> _Task requirements_: Scan the listing and work out how many lines contain the word "NaHSO". Nothing but the number should be given.

____ Supplied entries

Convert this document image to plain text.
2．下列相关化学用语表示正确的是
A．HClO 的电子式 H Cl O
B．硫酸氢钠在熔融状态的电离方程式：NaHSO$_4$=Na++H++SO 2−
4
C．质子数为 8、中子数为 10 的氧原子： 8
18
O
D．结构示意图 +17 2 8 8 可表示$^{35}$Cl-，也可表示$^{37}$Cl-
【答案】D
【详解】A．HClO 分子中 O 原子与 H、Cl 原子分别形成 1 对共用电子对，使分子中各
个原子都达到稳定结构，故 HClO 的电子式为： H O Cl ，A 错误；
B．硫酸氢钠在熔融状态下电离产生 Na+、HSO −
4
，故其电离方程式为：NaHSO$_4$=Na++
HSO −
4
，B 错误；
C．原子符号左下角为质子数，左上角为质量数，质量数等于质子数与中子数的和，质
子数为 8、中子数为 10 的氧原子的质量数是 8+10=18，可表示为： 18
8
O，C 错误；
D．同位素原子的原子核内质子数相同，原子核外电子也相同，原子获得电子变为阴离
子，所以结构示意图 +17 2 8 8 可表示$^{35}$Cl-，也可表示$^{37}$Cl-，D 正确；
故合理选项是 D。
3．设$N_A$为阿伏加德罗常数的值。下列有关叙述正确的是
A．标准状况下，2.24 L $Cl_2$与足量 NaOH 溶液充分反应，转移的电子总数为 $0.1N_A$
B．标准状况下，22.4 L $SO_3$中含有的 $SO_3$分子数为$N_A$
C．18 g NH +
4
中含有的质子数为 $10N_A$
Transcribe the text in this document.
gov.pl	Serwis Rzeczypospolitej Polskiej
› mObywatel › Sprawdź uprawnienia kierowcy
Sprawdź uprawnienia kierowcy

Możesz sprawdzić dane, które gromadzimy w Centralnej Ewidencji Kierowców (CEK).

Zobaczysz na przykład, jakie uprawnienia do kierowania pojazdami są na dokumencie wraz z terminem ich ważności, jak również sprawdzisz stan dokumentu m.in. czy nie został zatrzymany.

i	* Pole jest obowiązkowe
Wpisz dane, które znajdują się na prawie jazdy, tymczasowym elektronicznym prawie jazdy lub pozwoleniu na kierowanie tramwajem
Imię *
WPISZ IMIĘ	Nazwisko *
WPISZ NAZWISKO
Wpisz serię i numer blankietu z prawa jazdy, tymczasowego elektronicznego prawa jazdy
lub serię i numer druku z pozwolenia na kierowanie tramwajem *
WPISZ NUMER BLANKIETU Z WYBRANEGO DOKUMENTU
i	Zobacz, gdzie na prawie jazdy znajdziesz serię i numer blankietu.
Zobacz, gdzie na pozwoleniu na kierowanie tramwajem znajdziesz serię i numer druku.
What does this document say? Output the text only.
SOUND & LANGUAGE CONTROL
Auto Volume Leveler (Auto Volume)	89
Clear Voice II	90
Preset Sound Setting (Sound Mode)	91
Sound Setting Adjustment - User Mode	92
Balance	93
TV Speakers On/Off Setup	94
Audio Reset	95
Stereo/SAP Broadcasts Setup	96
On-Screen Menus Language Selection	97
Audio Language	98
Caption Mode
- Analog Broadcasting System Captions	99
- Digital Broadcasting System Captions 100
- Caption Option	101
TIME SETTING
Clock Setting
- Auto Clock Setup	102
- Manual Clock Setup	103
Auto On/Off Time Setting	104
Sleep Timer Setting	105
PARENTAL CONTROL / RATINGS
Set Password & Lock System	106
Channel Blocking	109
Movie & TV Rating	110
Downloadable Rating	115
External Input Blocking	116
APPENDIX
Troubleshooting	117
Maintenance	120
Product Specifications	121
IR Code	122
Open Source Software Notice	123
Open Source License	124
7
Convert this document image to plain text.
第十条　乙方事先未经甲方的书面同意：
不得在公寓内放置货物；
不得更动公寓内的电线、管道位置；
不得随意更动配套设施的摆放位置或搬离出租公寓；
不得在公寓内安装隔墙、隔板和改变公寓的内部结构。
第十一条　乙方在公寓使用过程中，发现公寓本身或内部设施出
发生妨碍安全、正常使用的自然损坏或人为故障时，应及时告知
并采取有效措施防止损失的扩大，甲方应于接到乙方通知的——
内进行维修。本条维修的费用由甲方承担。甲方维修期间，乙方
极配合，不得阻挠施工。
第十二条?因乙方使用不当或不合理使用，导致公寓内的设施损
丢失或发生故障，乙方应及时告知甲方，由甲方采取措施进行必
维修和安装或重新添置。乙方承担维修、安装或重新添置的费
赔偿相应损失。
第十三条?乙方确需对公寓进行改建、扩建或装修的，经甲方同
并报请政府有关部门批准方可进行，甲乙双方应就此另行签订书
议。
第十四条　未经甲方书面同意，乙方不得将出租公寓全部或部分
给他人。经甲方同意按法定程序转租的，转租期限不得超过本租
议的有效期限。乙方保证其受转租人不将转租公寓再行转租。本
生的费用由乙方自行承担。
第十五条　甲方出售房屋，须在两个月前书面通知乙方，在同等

________

> _Task output_: 2